— DO THIS —
Copy each line below that contains "الله".

— DATA LINES —
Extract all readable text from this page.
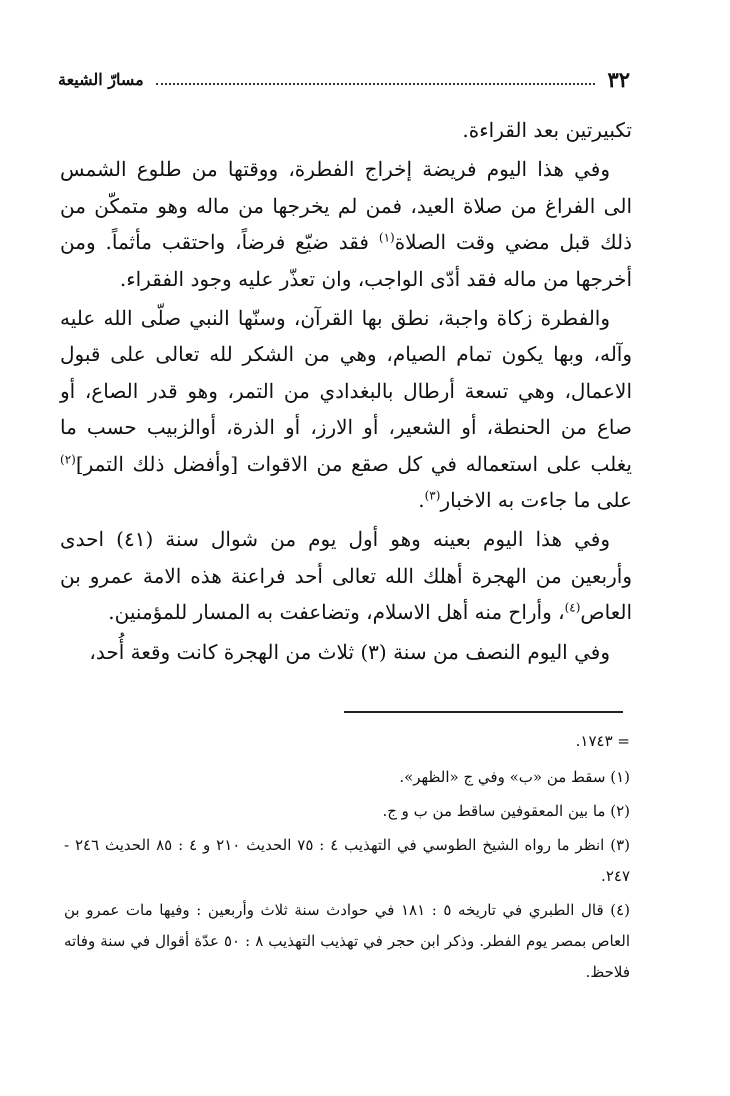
٣٢
مسارّ الشيعة

تكبيرتين بعد القراءة.

وفي هذا اليوم فريضة إخراج الفطرة، ووقتها من طلوع الشمس الى الفراغ من صلاة العيد، فمن لم يخرجها من ماله وهو متمكّن من ذلك قبل مضي وقت الصلاة$^{(١)}$ فقد ضيّع فرضاً، واحتقب مأثماً. ومن أخرجها من ماله فقد أدّى الواجب، وان تعذّر عليه وجود الفقراء.

والفطرة زكاة واجبة، نطق بها القرآن، وسنّها النبي صلّى الله عليه وآله، وبها يكون تمام الصيام، وهي من الشكر لله تعالى على قبول الاعمال، وهي تسعة أرطال بالبغدادي من التمر، وهو قدر الصاع، أو صاع من الحنطة، أو الشعير، أو الارز، أو الذرة، أوالزبيب حسب ما يغلب على استعماله في كل صقع من الاقوات [وأفضل ذلك التمر]$^{(٢)}$ على ما جاءت به الاخبار$^{(٣)}$.

وفي هذا اليوم بعينه وهو أول يوم من شوال سنة (٤١) احدى وأربعين من الهجرة أهلك الله تعالى أحد فراعنة هذه الامة عمرو بن العاص$^{(٤)}$، وأراح منه أهل الاسلام، وتضاعفت به المسار للمؤمنين.

وفي اليوم النصف من سنة (٣) ثلاث من الهجرة كانت وقعة أُحد،

= ١٧٤٣.
(١) سقط من «ب» وفي ج «الظهر».
(٢) ما بين المعقوفين ساقط من ب و ج.
(٣) انظر ما رواه الشيخ الطوسي في التهذيب ٤ : ٧٥ الحديث ٢١٠ و ٤ : ٨٥ الحديث ٢٤٦ - ٢٤٧.
(٤) قال الطبري في تاريخه ٥ : ١٨١ في حوادث سنة ثلاث وأربعين : وفيها مات عمرو بن العاص بمصر يوم الفطر. وذكر ابن حجر في تهذيب التهذيب ٨ : ٥٠ عدّة أقوال في سنة وفاته فلاحظ.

— SOLUTION FOR THIS EXERCISE —
والفطرة زكاة واجبة، نطق بها القرآن، وسنّها النبي صلّى الله عليه وآله، وبها يكون تمام الصيام، وهي من الشكر لله تعالى على قبول الاعمال، وهي تسعة أرطال بالبغدادي من التمر، وهو قدر الصاع، أو صاع من الحنطة، أو الشعير، أو الارز، أو الذرة، أوالزبيب حسب ما يغلب على استعماله في كل صقع من الاقوات [وأفضل ذلك التمر]$^{(٢)}$ على ما جاءت به الاخبار$^{(٣)}$.
وفي هذا اليوم بعينه وهو أول يوم من شوال سنة (٤١) احدى وأربعين من الهجرة أهلك الله تعالى أحد فراعنة هذه الامة عمرو بن العاص$^{(٤)}$، وأراح منه أهل الاسلام، وتضاعفت به المسار للمؤمنين.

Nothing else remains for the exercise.